(Layout records)
■ ■ ■

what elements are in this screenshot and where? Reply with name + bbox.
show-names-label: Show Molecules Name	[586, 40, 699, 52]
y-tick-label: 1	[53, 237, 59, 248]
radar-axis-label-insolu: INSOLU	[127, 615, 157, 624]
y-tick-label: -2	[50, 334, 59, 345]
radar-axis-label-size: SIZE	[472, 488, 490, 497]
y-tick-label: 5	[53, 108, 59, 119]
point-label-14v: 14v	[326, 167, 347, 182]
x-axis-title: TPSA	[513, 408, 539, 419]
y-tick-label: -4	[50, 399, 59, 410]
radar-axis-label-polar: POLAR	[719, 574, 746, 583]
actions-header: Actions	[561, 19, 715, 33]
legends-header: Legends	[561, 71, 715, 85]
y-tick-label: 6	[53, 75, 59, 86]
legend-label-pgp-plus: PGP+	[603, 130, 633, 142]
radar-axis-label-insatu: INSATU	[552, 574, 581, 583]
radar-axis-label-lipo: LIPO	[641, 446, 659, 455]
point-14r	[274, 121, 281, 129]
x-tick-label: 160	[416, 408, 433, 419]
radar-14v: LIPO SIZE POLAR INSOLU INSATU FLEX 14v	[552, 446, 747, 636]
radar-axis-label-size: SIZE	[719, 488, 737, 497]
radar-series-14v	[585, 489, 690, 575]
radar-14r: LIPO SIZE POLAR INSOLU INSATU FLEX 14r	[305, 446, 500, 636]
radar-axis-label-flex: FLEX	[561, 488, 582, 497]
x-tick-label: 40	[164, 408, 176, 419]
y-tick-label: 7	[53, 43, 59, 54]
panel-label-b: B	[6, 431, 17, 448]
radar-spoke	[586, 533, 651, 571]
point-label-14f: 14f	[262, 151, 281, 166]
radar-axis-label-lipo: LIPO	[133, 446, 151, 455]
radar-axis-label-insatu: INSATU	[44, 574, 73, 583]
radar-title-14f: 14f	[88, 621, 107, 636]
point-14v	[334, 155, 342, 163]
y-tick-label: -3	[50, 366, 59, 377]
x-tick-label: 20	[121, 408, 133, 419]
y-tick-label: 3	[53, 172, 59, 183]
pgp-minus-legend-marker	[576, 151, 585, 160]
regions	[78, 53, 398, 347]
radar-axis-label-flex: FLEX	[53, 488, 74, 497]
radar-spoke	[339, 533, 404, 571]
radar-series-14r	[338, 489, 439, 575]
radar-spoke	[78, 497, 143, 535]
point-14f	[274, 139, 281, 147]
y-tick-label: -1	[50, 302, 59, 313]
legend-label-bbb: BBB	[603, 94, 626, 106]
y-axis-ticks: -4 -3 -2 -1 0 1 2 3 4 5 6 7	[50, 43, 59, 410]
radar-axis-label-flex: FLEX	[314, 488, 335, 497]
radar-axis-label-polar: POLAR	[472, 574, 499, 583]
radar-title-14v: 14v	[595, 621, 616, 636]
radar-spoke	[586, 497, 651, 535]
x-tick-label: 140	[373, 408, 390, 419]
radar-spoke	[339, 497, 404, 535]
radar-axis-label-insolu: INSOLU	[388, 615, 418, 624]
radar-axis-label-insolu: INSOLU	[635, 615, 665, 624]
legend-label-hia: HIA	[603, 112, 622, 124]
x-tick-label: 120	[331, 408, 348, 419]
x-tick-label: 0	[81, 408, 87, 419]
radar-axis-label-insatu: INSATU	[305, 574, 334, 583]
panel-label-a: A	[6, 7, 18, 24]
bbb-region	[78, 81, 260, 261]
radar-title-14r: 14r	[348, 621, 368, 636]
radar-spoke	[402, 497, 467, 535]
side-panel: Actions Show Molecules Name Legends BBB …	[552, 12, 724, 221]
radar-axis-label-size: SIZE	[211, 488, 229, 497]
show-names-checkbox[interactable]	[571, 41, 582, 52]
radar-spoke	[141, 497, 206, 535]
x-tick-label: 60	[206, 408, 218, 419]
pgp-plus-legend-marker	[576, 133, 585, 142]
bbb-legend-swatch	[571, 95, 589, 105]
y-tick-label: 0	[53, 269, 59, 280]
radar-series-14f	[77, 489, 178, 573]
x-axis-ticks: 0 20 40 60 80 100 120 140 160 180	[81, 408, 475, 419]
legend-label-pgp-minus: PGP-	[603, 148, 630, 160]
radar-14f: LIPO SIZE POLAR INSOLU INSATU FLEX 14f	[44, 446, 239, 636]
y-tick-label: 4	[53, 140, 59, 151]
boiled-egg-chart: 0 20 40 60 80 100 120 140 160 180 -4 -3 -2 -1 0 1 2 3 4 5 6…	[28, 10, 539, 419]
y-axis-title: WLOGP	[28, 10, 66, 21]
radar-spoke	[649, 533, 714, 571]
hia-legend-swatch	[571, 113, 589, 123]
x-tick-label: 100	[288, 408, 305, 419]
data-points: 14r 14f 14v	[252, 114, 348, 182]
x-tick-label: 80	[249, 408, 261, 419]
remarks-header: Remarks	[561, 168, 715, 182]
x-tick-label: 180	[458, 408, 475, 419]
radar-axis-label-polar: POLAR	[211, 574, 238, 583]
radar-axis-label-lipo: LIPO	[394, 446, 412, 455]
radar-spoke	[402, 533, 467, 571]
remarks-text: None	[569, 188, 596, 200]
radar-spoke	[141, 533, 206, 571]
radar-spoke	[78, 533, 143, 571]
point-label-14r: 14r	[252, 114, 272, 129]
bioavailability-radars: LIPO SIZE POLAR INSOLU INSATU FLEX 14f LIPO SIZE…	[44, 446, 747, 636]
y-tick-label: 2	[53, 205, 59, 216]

■ ■ ■

* Set problem
Output every item above as a numbered list, leaving out any blank lines.

* Written answer
1. what elements are in this screenshot and where? Reply with name + bbox.
2. show-names-label: Show Molecules Name	[586, 40, 699, 52]
3. y-tick-label: 1	[53, 237, 59, 248]
4. radar-axis-label-insolu: INSOLU	[127, 615, 157, 624]
5. y-tick-label: -2	[50, 334, 59, 345]
6. radar-axis-label-size: SIZE	[472, 488, 490, 497]
7. y-tick-label: 5	[53, 108, 59, 119]
8. point-label-14v: 14v	[326, 167, 347, 182]
9. x-axis-title: TPSA	[513, 408, 539, 419]
10. y-tick-label: -4	[50, 399, 59, 410]
11. radar-axis-label-polar: POLAR	[719, 574, 746, 583]
12. actions-header: Actions	[561, 19, 715, 33]
13. legends-header: Legends	[561, 71, 715, 85]
14. y-tick-label: 6	[53, 75, 59, 86]
15. legend-label-pgp-plus: PGP+	[603, 130, 633, 142]
16. radar-axis-label-insatu: INSATU	[552, 574, 581, 583]
17. radar-axis-label-lipo: LIPO	[641, 446, 659, 455]
18. point-14r	[274, 121, 281, 129]
19. x-tick-label: 160	[416, 408, 433, 419]
20. radar-14v: LIPO SIZE POLAR INSOLU INSATU FLEX 14v	[552, 446, 747, 636]
21. radar-axis-label-size: SIZE	[719, 488, 737, 497]
22. radar-series-14v	[585, 489, 690, 575]
23. radar-14r: LIPO SIZE POLAR INSOLU INSATU FLEX 14r	[305, 446, 500, 636]
24. radar-axis-label-flex: FLEX	[561, 488, 582, 497]
25. x-tick-label: 40	[164, 408, 176, 419]
26. y-tick-label: 7	[53, 43, 59, 54]
27. panel-label-b: B	[6, 431, 17, 448]
28. radar-spoke	[586, 533, 651, 571]
29. point-label-14f: 14f	[262, 151, 281, 166]
30. radar-axis-label-lipo: LIPO	[133, 446, 151, 455]
31. radar-axis-label-insatu: INSATU	[44, 574, 73, 583]
32. radar-title-14f: 14f	[88, 621, 107, 636]
33. point-14v	[334, 155, 342, 163]
34. y-tick-label: -3	[50, 366, 59, 377]
35. x-tick-label: 20	[121, 408, 133, 419]
36. y-tick-label: 3	[53, 172, 59, 183]
37. pgp-minus-legend-marker	[576, 151, 585, 160]
38. regions	[78, 53, 398, 347]
39. radar-axis-label-flex: FLEX	[53, 488, 74, 497]
40. radar-spoke	[339, 533, 404, 571]
41. radar-series-14r	[338, 489, 439, 575]
42. radar-spoke	[78, 497, 143, 535]
43. point-14f	[274, 139, 281, 147]
44. y-tick-label: -1	[50, 302, 59, 313]
45. legend-label-bbb: BBB	[603, 94, 626, 106]
46. y-axis-ticks: -4 -3 -2 -1 0 1 2 3 4 5 6 7	[50, 43, 59, 410]
47. radar-axis-label-flex: FLEX	[314, 488, 335, 497]
48. radar-axis-label-polar: POLAR	[472, 574, 499, 583]
49. radar-title-14v: 14v	[595, 621, 616, 636]
50. radar-spoke	[586, 497, 651, 535]
51. x-tick-label: 140	[373, 408, 390, 419]
52. radar-spoke	[339, 497, 404, 535]
53. radar-axis-label-insolu: INSOLU	[388, 615, 418, 624]
54. radar-axis-label-insolu: INSOLU	[635, 615, 665, 624]
55. legend-label-hia: HIA	[603, 112, 622, 124]
56. x-tick-label: 120	[331, 408, 348, 419]
57. x-tick-label: 0	[81, 408, 87, 419]
58. radar-axis-label-insatu: INSATU	[305, 574, 334, 583]
59. panel-label-a: A	[6, 7, 18, 24]
60. bbb-region	[78, 81, 260, 261]
61. radar-title-14r: 14r	[348, 621, 368, 636]
62. radar-spoke	[402, 497, 467, 535]
63. side-panel: Actions Show Molecules Name Legends BBB …	[552, 12, 724, 221]
64. radar-axis-label-size: SIZE	[211, 488, 229, 497]
65. show-names-checkbox[interactable]	[571, 41, 582, 52]
66. radar-spoke	[141, 497, 206, 535]
67. x-tick-label: 60	[206, 408, 218, 419]
68. pgp-plus-legend-marker	[576, 133, 585, 142]
69. bbb-legend-swatch	[571, 95, 589, 105]
70. y-tick-label: 0	[53, 269, 59, 280]
71. radar-series-14f	[77, 489, 178, 573]
72. x-axis-ticks: 0 20 40 60 80 100 120 140 160 180	[81, 408, 475, 419]
73. legend-label-pgp-minus: PGP-	[603, 148, 630, 160]
74. radar-14f: LIPO SIZE POLAR INSOLU INSATU FLEX 14f	[44, 446, 239, 636]
75. y-tick-label: 4	[53, 140, 59, 151]
76. boiled-egg-chart: 0 20 40 60 80 100 120 140 160 180 -4 -3 -2 -1 0 1 2 3 4 5 6…	[28, 10, 539, 419]
77. y-axis-title: WLOGP	[28, 10, 66, 21]
78. radar-spoke	[649, 533, 714, 571]
79. hia-legend-swatch	[571, 113, 589, 123]
80. x-tick-label: 100	[288, 408, 305, 419]
81. data-points: 14r 14f 14v	[252, 114, 348, 182]
82. x-tick-label: 80	[249, 408, 261, 419]
83. remarks-header: Remarks	[561, 168, 715, 182]
84. x-tick-label: 180	[458, 408, 475, 419]
85. radar-axis-label-polar: POLAR	[211, 574, 238, 583]
86. radar-axis-label-lipo: LIPO	[394, 446, 412, 455]
87. radar-spoke	[402, 533, 467, 571]
88. remarks-text: None	[569, 188, 596, 200]
89. radar-spoke	[141, 533, 206, 571]
90. radar-spoke	[78, 533, 143, 571]
91. point-label-14r: 14r	[252, 114, 272, 129]
92. bioavailability-radars: LIPO SIZE POLAR INSOLU INSATU FLEX 14f LIPO SIZE…	[44, 446, 747, 636]
93. y-tick-label: 2	[53, 205, 59, 216]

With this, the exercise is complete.